— Set problem —
Your answer should be a single number: the count of lines that include "nghiệp".

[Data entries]
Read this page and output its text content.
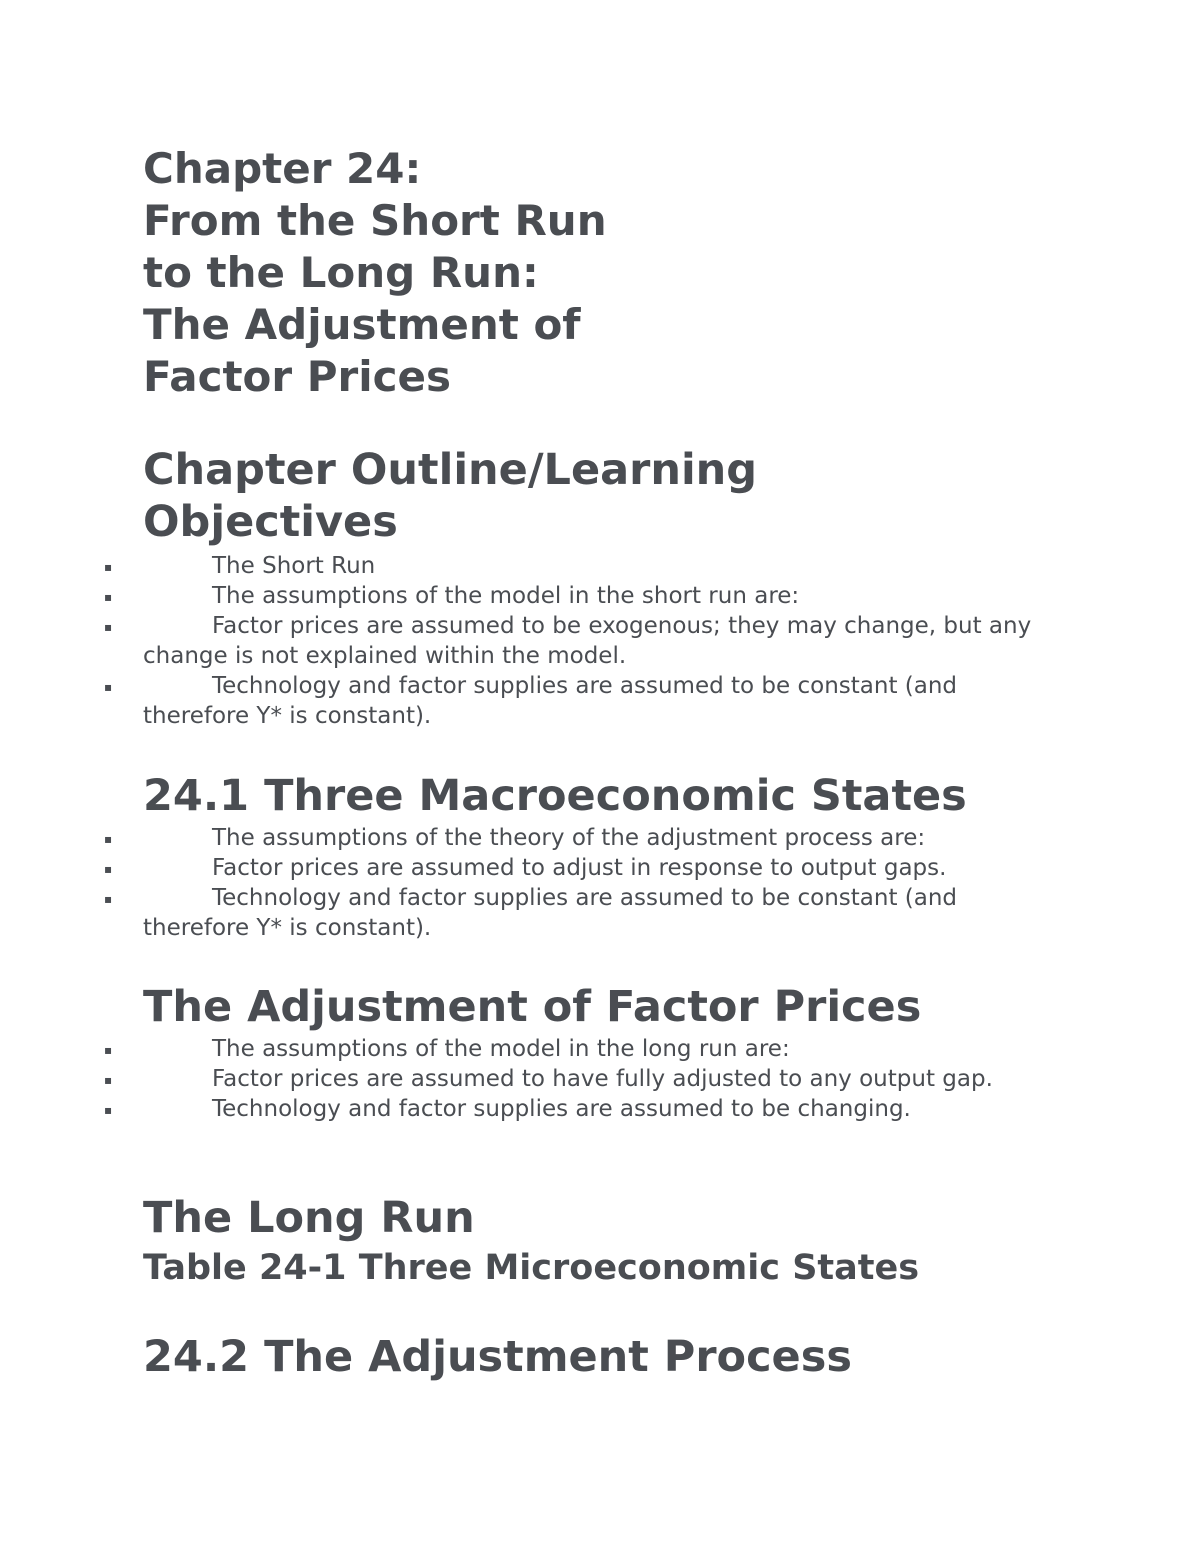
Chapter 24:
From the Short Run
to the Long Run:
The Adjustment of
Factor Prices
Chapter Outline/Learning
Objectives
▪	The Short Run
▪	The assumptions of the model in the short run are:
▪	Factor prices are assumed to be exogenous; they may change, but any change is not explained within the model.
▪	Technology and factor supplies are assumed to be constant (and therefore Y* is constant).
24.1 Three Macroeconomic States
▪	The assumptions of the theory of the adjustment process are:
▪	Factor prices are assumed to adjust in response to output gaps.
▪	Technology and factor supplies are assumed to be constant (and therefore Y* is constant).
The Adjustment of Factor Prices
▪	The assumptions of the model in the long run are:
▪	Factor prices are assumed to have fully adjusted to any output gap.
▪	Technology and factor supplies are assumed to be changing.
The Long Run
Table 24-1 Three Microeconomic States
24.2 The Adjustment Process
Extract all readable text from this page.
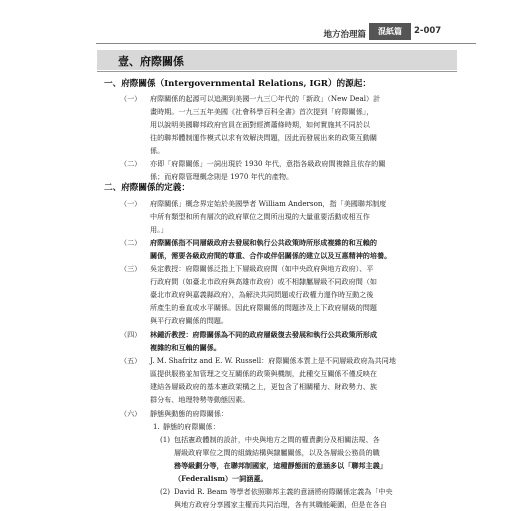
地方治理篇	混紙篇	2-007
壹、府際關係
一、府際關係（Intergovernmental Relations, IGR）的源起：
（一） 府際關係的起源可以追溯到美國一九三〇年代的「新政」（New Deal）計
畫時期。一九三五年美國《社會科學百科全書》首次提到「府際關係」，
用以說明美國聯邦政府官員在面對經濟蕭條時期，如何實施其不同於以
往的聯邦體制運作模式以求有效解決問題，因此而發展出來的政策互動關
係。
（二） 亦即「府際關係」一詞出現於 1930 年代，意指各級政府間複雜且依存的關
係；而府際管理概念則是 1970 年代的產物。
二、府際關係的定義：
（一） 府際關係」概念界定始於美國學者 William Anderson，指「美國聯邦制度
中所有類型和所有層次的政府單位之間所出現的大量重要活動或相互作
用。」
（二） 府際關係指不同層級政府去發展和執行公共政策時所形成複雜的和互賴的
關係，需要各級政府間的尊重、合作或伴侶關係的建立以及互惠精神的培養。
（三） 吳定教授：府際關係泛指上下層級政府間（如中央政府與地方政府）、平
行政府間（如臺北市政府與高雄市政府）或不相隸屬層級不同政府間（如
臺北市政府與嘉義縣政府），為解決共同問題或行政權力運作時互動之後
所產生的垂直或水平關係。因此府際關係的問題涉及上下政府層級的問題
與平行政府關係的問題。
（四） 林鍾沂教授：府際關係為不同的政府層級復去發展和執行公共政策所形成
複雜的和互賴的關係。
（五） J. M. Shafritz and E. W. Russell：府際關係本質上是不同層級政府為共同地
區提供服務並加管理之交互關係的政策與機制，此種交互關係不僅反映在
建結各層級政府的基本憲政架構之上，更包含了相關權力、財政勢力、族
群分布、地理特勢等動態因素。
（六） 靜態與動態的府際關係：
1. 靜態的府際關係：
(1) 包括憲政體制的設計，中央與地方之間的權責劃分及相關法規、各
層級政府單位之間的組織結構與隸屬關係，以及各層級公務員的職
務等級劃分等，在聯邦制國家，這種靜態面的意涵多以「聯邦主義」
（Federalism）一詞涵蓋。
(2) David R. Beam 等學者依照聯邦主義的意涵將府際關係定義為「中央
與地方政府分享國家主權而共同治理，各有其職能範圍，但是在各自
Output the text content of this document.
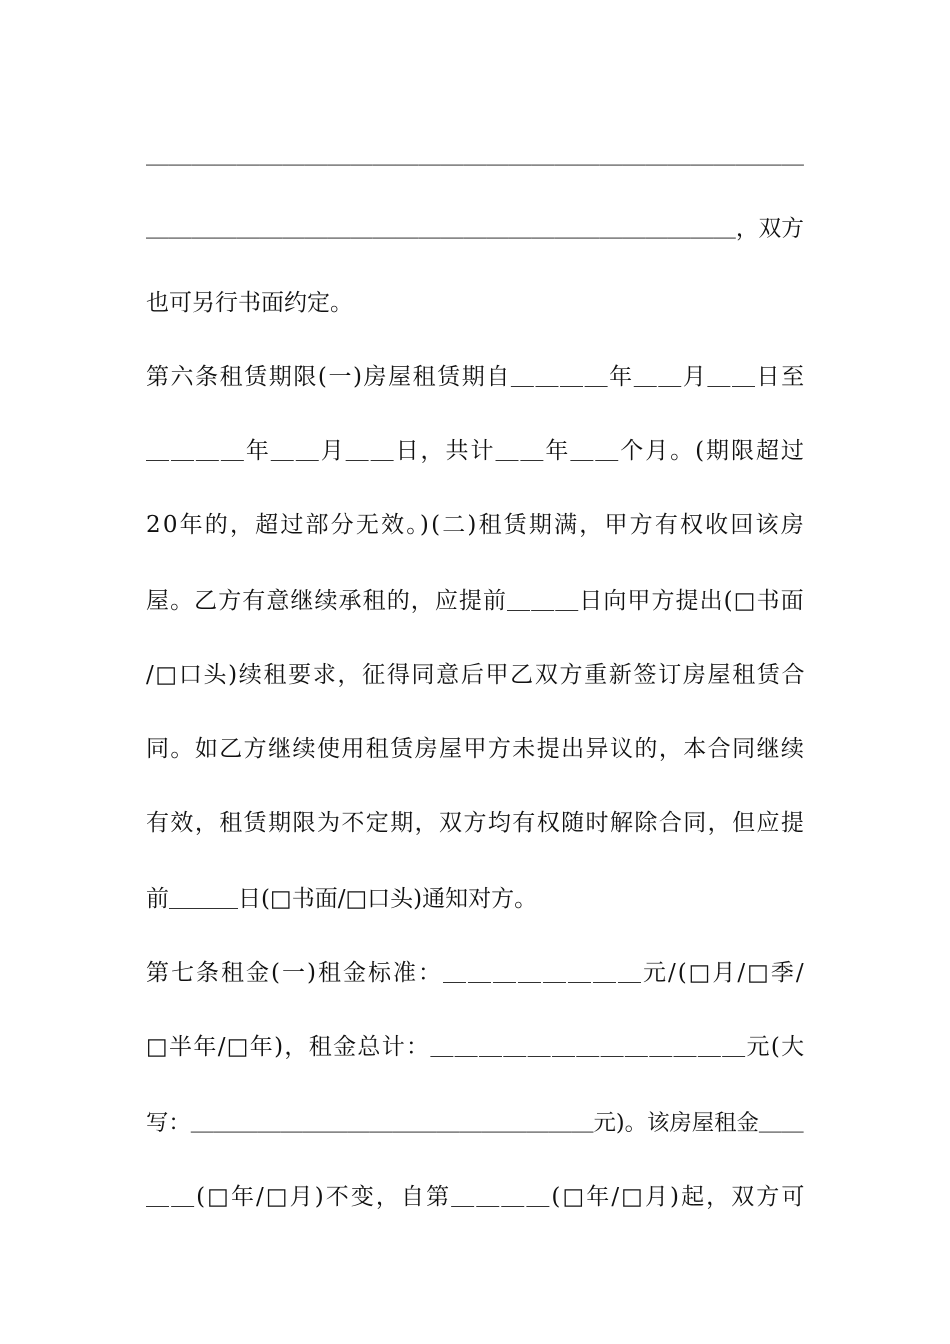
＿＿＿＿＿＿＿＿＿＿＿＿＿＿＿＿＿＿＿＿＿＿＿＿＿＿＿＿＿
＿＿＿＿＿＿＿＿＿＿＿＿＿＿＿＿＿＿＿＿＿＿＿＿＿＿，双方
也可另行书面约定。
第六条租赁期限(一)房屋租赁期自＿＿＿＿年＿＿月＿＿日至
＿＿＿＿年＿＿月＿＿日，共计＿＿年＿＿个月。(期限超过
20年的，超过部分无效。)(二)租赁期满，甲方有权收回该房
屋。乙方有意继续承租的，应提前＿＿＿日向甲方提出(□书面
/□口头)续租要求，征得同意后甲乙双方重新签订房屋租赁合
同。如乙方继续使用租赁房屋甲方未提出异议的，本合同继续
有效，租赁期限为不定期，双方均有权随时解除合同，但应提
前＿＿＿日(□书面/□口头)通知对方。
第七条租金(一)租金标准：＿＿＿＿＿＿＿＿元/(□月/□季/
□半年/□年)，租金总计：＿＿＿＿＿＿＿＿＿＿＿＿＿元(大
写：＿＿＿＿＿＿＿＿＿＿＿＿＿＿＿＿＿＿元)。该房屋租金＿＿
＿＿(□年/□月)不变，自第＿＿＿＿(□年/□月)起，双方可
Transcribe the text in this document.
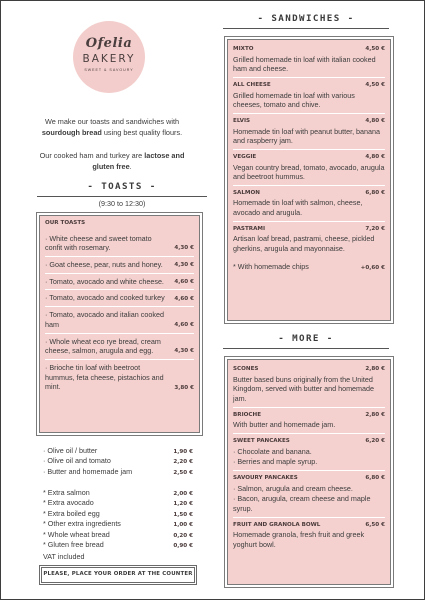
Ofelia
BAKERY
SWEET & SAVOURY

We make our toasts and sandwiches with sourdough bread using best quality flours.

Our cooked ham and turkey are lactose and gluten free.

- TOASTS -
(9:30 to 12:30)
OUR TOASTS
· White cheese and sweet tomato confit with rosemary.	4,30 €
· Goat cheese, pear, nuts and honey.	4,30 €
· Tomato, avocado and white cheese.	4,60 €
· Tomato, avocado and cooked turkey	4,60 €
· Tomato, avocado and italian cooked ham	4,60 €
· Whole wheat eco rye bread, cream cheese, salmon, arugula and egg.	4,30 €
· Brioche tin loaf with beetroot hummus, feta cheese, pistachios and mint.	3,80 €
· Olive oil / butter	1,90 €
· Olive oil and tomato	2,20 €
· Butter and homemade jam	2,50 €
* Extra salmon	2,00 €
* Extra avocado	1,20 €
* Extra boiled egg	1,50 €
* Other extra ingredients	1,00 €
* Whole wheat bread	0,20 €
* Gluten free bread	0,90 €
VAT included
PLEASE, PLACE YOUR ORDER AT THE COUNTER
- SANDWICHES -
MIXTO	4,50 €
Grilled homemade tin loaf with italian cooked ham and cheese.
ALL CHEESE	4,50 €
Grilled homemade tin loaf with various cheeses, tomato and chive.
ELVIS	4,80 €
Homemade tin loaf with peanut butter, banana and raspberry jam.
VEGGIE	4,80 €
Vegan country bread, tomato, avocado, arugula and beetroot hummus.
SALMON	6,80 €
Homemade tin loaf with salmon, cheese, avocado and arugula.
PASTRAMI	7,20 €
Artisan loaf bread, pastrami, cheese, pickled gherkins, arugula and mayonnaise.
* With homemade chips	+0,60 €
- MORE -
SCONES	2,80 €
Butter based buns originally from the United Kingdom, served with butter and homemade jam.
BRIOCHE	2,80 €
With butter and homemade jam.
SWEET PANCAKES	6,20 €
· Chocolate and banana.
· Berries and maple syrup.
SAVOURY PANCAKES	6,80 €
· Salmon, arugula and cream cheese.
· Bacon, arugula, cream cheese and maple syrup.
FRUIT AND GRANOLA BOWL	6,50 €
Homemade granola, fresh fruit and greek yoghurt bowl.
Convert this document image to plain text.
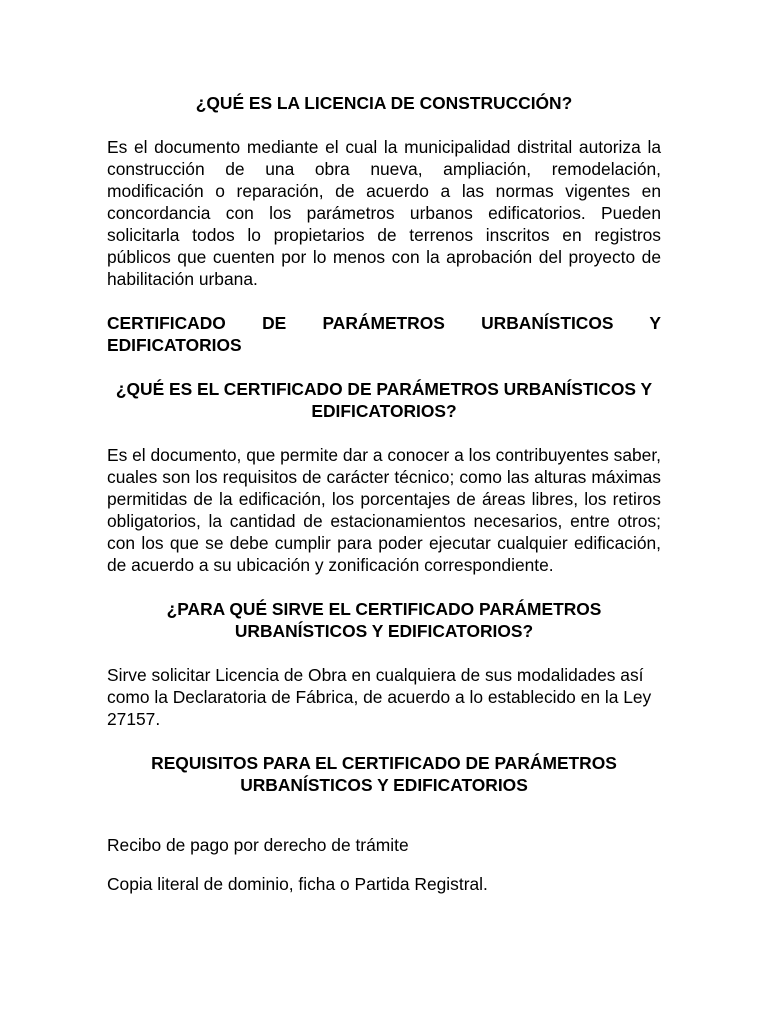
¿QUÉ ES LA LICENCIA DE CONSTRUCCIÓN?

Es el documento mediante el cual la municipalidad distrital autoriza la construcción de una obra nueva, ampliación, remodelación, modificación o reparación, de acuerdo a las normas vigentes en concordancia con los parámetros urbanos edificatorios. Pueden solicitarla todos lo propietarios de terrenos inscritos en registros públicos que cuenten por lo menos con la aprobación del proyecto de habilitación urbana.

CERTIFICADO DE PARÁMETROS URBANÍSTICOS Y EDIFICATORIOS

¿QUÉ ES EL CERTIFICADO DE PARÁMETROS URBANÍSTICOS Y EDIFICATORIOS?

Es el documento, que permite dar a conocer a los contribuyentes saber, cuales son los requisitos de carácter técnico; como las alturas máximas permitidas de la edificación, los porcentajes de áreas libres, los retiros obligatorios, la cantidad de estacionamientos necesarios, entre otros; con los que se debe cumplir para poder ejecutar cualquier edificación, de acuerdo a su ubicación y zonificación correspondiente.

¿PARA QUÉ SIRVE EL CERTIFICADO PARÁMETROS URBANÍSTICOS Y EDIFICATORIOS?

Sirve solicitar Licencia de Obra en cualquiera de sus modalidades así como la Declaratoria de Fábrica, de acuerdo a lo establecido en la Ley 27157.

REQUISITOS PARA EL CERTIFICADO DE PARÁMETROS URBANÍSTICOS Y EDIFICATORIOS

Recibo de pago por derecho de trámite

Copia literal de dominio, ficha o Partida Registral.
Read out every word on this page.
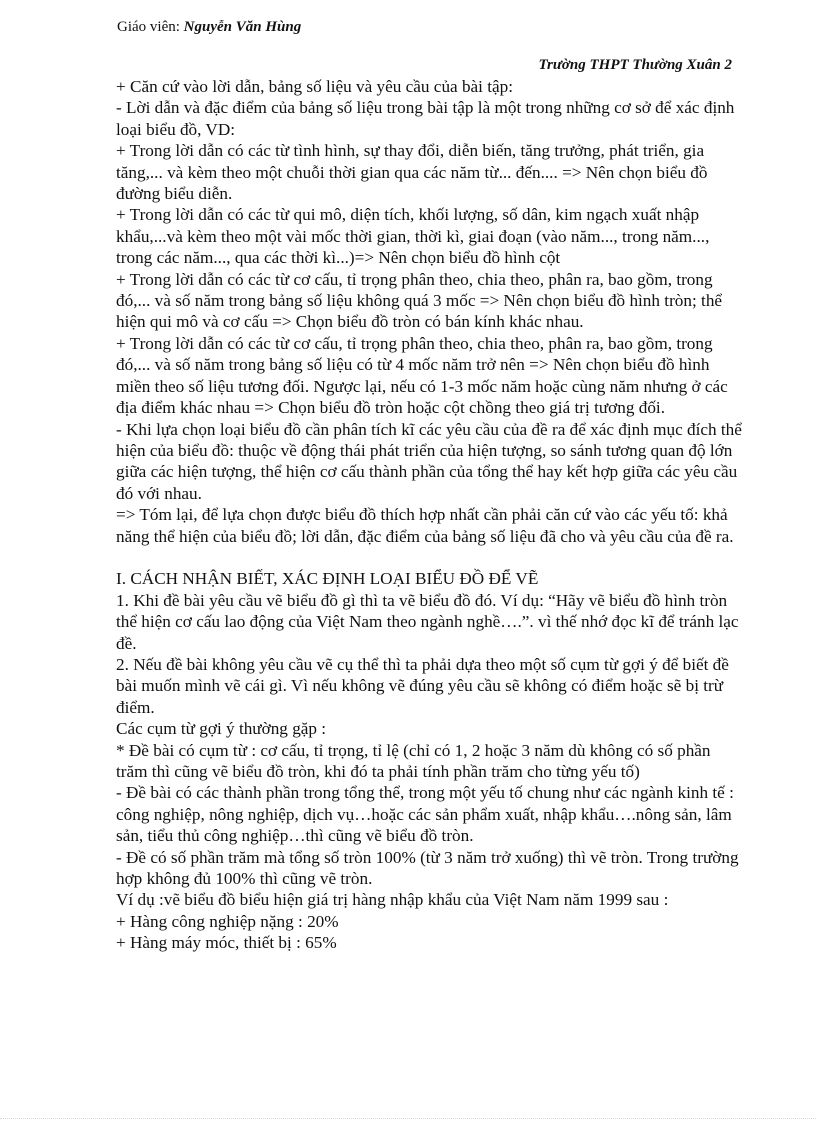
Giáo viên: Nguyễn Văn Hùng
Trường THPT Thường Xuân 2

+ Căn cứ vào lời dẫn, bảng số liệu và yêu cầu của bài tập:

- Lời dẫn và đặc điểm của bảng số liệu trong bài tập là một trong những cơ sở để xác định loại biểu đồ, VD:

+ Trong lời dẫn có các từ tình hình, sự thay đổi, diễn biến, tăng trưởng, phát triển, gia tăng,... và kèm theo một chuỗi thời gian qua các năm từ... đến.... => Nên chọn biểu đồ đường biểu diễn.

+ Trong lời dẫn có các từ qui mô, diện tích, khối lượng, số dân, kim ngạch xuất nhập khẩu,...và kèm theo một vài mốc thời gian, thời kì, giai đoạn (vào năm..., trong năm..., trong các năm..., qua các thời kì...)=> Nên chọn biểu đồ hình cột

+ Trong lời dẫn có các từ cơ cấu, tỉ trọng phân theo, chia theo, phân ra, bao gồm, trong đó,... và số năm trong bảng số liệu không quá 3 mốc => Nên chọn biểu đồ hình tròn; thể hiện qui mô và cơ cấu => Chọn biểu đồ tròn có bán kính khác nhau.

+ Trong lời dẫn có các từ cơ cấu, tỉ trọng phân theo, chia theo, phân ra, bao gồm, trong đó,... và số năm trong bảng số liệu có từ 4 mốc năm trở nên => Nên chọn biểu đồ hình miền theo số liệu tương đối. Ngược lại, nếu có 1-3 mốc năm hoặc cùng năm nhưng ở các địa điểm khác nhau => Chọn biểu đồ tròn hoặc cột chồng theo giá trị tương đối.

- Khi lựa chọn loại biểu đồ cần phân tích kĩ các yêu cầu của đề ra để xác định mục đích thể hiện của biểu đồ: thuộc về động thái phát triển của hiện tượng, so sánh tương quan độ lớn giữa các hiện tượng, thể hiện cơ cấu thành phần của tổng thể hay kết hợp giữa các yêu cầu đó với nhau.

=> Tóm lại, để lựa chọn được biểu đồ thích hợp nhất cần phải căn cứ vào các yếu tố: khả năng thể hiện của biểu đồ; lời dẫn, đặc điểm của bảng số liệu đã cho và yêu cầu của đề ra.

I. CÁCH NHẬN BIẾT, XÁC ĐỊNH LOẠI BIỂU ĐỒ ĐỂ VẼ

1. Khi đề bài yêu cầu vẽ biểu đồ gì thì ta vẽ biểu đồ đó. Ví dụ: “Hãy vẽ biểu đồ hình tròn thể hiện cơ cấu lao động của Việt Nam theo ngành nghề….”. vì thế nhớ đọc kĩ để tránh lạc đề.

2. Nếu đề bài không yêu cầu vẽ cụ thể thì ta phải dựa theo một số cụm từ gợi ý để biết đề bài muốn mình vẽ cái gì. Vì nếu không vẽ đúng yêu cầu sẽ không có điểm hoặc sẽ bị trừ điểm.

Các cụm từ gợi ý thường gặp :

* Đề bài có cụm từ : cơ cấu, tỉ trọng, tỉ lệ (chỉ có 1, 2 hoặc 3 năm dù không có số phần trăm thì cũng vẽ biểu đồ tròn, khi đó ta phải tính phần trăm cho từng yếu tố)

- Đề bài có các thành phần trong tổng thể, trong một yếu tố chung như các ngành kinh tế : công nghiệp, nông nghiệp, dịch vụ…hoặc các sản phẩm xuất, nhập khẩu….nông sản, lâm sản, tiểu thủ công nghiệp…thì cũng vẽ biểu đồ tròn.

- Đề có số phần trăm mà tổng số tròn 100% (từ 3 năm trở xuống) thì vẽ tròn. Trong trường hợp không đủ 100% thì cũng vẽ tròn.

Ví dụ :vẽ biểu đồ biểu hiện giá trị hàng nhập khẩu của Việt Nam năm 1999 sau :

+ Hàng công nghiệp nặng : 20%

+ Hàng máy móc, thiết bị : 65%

— Answer —
2